__RECORDS SUPPLIED__.
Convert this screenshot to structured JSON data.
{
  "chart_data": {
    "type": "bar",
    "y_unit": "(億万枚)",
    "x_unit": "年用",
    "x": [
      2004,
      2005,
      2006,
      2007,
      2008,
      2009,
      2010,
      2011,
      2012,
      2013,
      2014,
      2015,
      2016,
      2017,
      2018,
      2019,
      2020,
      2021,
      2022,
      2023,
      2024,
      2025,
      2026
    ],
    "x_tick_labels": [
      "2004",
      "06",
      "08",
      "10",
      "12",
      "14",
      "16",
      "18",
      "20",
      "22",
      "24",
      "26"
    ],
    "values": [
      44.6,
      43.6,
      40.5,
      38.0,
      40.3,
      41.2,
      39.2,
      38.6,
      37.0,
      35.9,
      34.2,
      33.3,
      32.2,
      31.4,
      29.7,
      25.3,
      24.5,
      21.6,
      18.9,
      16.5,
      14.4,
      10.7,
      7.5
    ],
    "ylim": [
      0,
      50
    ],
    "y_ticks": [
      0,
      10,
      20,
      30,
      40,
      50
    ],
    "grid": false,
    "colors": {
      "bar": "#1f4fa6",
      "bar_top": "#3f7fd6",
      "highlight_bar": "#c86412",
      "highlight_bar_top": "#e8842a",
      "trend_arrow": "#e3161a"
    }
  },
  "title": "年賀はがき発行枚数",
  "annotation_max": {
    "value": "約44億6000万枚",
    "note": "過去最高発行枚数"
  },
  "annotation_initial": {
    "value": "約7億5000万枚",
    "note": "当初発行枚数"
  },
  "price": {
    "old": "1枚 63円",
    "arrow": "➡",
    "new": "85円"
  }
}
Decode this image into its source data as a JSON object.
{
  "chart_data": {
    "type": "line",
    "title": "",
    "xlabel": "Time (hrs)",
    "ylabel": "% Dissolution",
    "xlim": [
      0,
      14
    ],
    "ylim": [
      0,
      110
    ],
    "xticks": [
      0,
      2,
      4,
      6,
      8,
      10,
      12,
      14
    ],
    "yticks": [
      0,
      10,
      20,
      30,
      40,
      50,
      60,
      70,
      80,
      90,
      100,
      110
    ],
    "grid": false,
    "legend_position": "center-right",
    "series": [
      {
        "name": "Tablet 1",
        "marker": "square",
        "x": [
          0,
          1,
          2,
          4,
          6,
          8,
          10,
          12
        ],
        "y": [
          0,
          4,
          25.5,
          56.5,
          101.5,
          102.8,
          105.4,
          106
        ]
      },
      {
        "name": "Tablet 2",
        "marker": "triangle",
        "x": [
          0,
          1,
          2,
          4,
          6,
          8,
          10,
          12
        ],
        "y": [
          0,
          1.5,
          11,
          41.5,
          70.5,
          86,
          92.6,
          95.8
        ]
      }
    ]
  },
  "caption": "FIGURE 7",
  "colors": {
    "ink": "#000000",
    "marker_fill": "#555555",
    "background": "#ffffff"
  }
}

__EXERCISE DIRECTIONS__.
Lines from the records above that hold "this" are the ones to list.

__TASK RESPONSE__.
Convert this screenshot to structured JSON data.
Decode this image into its source data as a JSON object.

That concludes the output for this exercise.